SHORT EXERCISE ->
Leave out the pictures; transcribe all else exactly.
— begin RECORDS TO USE —
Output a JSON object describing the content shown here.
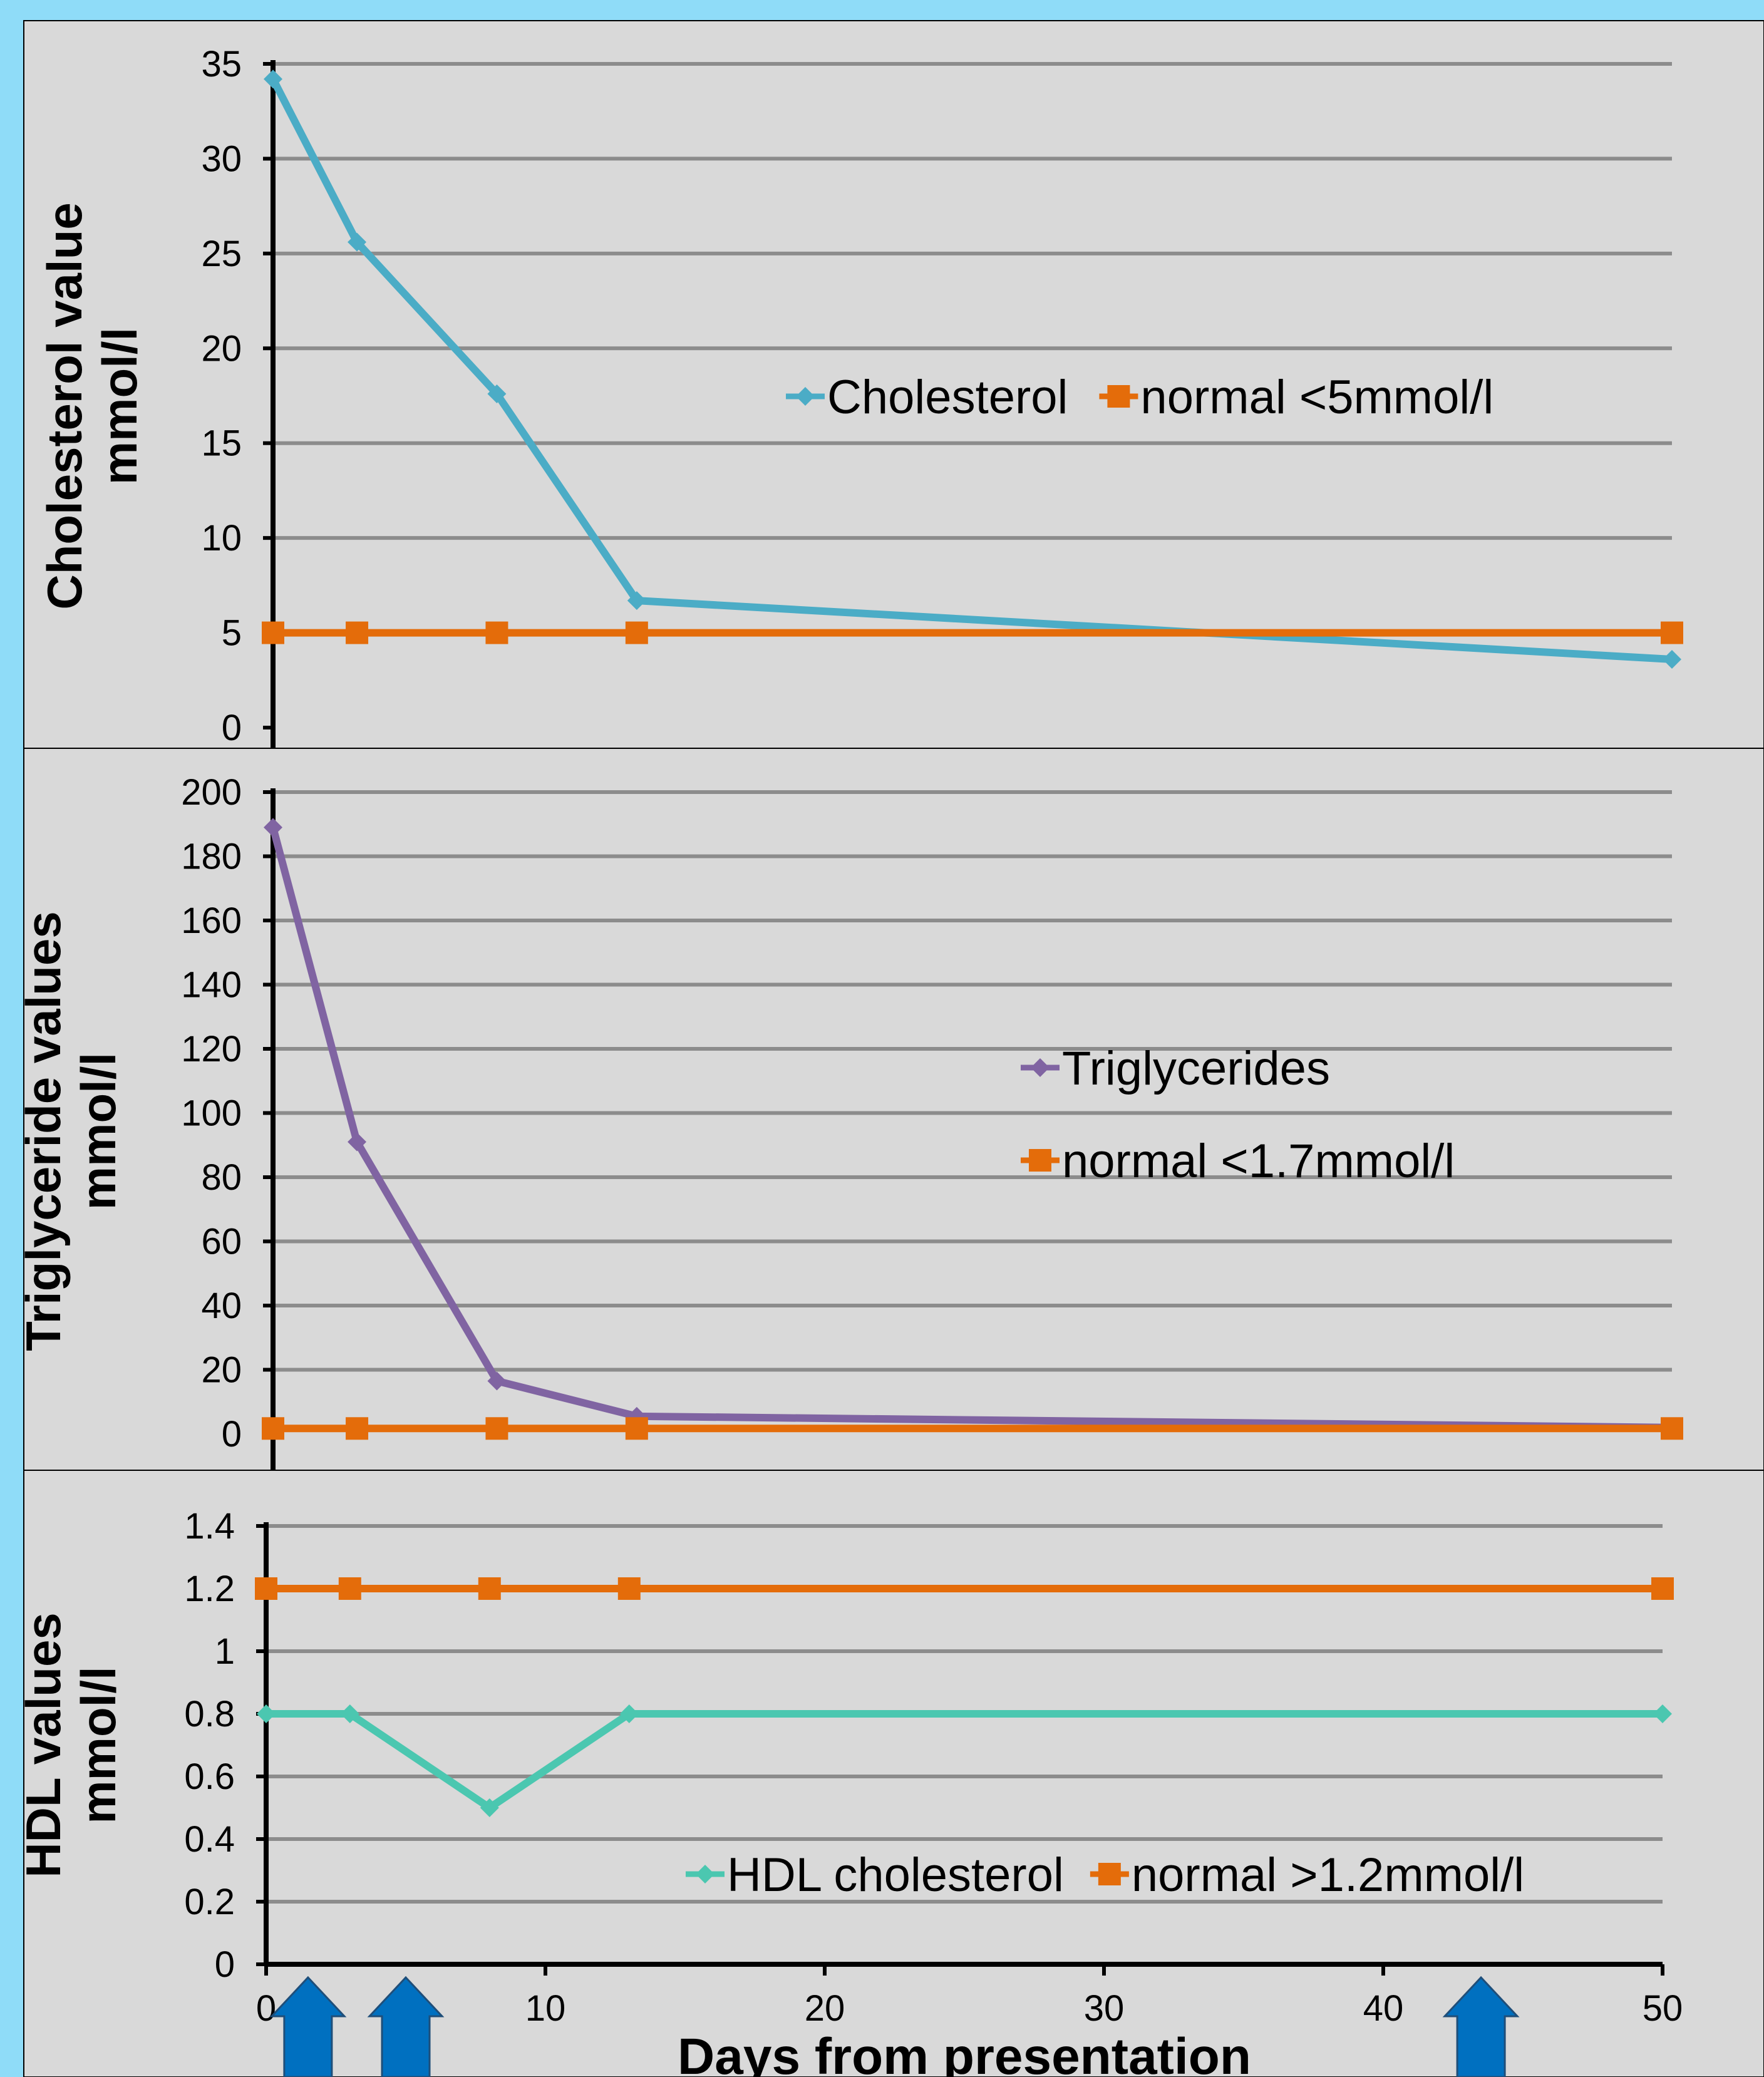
{
  "colors": {
    "background": "#8fdcf8",
    "panel": "#d9d9d9",
    "gridline": "#8c8c8c",
    "axis": "#000000",
    "cholesterol": "#4bacc6",
    "triglycerides": "#8064a2",
    "hdl": "#4bc7b0",
    "normal": "#e46c0a",
    "arrow": "#0070c0"
  },
  "arrow_days": [
    1.5,
    5,
    43.5
  ],
  "chart_data": [
    {
      "type": "line",
      "ylabel": [
        "Cholesterol value",
        "mmol/l"
      ],
      "ylim": [
        0,
        35
      ],
      "yticks": [
        0,
        5,
        10,
        15,
        20,
        25,
        30,
        35
      ],
      "xlim": [
        0,
        50
      ],
      "grid": true,
      "legend_layout": "row",
      "legend": [
        "Cholesterol",
        "normal <5mmol/l"
      ],
      "series": [
        {
          "name": "Cholesterol",
          "marker": "diamond",
          "colorKey": "cholesterol",
          "x": [
            0,
            3,
            8,
            13,
            50
          ],
          "values": [
            34.2,
            25.6,
            17.6,
            6.7,
            3.6
          ]
        },
        {
          "name": "normal <5mmol/l",
          "marker": "square",
          "colorKey": "normal",
          "x": [
            0,
            3,
            8,
            13,
            50
          ],
          "values": [
            5,
            5,
            5,
            5,
            5
          ]
        }
      ]
    },
    {
      "type": "line",
      "ylabel": [
        "Triglyceride values",
        "mmol/l"
      ],
      "ylim": [
        0,
        200
      ],
      "yticks": [
        0,
        20,
        40,
        60,
        80,
        100,
        120,
        140,
        160,
        180,
        200
      ],
      "xlim": [
        0,
        50
      ],
      "grid": true,
      "legend_layout": "column",
      "legend": [
        "Triglycerides",
        "normal <1.7mmol/l"
      ],
      "series": [
        {
          "name": "Triglycerides",
          "marker": "diamond",
          "colorKey": "triglycerides",
          "x": [
            0,
            3,
            8,
            13,
            50
          ],
          "values": [
            189,
            91,
            16.5,
            5.5,
            2
          ]
        },
        {
          "name": "normal <1.7mmol/l",
          "marker": "square",
          "colorKey": "normal",
          "x": [
            0,
            3,
            8,
            13,
            50
          ],
          "values": [
            1.7,
            1.7,
            1.7,
            1.7,
            1.7
          ]
        }
      ]
    },
    {
      "type": "line",
      "ylabel": [
        "HDL values",
        "mmol/l"
      ],
      "xlabel": "Days from presentation",
      "ylim": [
        0,
        1.4
      ],
      "yticks": [
        "0",
        "0.2",
        "0.4",
        "0.6",
        "0.8",
        "1",
        "1.2",
        "1.4"
      ],
      "xlim": [
        0,
        50
      ],
      "xticks": [
        "0",
        "10",
        "20",
        "30",
        "40",
        "50"
      ],
      "grid": true,
      "legend_layout": "row",
      "legend": [
        "HDL cholesterol",
        "normal >1.2mmol/l"
      ],
      "series": [
        {
          "name": "normal >1.2mmol/l",
          "marker": "square",
          "colorKey": "normal",
          "x": [
            0,
            3,
            8,
            13,
            50
          ],
          "values": [
            1.2,
            1.2,
            1.2,
            1.2,
            1.2
          ]
        },
        {
          "name": "HDL cholesterol",
          "marker": "diamond",
          "colorKey": "hdl",
          "x": [
            0,
            3,
            8,
            13,
            50
          ],
          "values": [
            0.8,
            0.8,
            0.5,
            0.8,
            0.8
          ]
        }
      ]
    }
  ]
}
— end RECORDS TO USE —
SOLUTION ->
Output a JSON object describing the content shown here.
{
  "colors": {
    "background": "#8fdcf8",
    "panel": "#d9d9d9",
    "gridline": "#8c8c8c",
    "axis": "#000000",
    "cholesterol": "#4bacc6",
    "triglycerides": "#8064a2",
    "hdl": "#4bc7b0",
    "normal": "#e46c0a",
    "arrow": "#0070c0"
  },
  "arrow_days": [
    1.5,
    5,
    43.5
  ],
  "chart_data": [
    {
      "type": "line",
      "ylabel": [
        "Cholesterol value",
        "mmol/l"
      ],
      "ylim": [
        0,
        35
      ],
      "yticks": [
        0,
        5,
        10,
        15,
        20,
        25,
        30,
        35
      ],
      "xlim": [
        0,
        50
      ],
      "grid": true,
      "legend_layout": "row",
      "legend": [
        "Cholesterol",
        "normal <5mmol/l"
      ],
      "series": [
        {
          "name": "Cholesterol",
          "marker": "diamond",
          "colorKey": "cholesterol",
          "x": [
            0,
            3,
            8,
            13,
            50
          ],
          "values": [
            34.2,
            25.6,
            17.6,
            6.7,
            3.6
          ]
        },
        {
          "name": "normal <5mmol/l",
          "marker": "square",
          "colorKey": "normal",
          "x": [
            0,
            3,
            8,
            13,
            50
          ],
          "values": [
            5,
            5,
            5,
            5,
            5
          ]
        }
      ]
    },
    {
      "type": "line",
      "ylabel": [
        "Triglyceride values",
        "mmol/l"
      ],
      "ylim": [
        0,
        200
      ],
      "yticks": [
        0,
        20,
        40,
        60,
        80,
        100,
        120,
        140,
        160,
        180,
        200
      ],
      "xlim": [
        0,
        50
      ],
      "grid": true,
      "legend_layout": "column",
      "legend": [
        "Triglycerides",
        "normal <1.7mmol/l"
      ],
      "series": [
        {
          "name": "Triglycerides",
          "marker": "diamond",
          "colorKey": "triglycerides",
          "x": [
            0,
            3,
            8,
            13,
            50
          ],
          "values": [
            189,
            91,
            16.5,
            5.5,
            2
          ]
        },
        {
          "name": "normal <1.7mmol/l",
          "marker": "square",
          "colorKey": "normal",
          "x": [
            0,
            3,
            8,
            13,
            50
          ],
          "values": [
            1.7,
            1.7,
            1.7,
            1.7,
            1.7
          ]
        }
      ]
    },
    {
      "type": "line",
      "ylabel": [
        "HDL values",
        "mmol/l"
      ],
      "xlabel": "Days from presentation",
      "ylim": [
        0,
        1.4
      ],
      "yticks": [
        "0",
        "0.2",
        "0.4",
        "0.6",
        "0.8",
        "1",
        "1.2",
        "1.4"
      ],
      "xlim": [
        0,
        50
      ],
      "xticks": [
        "0",
        "10",
        "20",
        "30",
        "40",
        "50"
      ],
      "grid": true,
      "legend_layout": "row",
      "legend": [
        "HDL cholesterol",
        "normal >1.2mmol/l"
      ],
      "series": [
        {
          "name": "normal >1.2mmol/l",
          "marker": "square",
          "colorKey": "normal",
          "x": [
            0,
            3,
            8,
            13,
            50
          ],
          "values": [
            1.2,
            1.2,
            1.2,
            1.2,
            1.2
          ]
        },
        {
          "name": "HDL cholesterol",
          "marker": "diamond",
          "colorKey": "hdl",
          "x": [
            0,
            3,
            8,
            13,
            50
          ],
          "values": [
            0.8,
            0.8,
            0.5,
            0.8,
            0.8
          ]
        }
      ]
    }
  ]
}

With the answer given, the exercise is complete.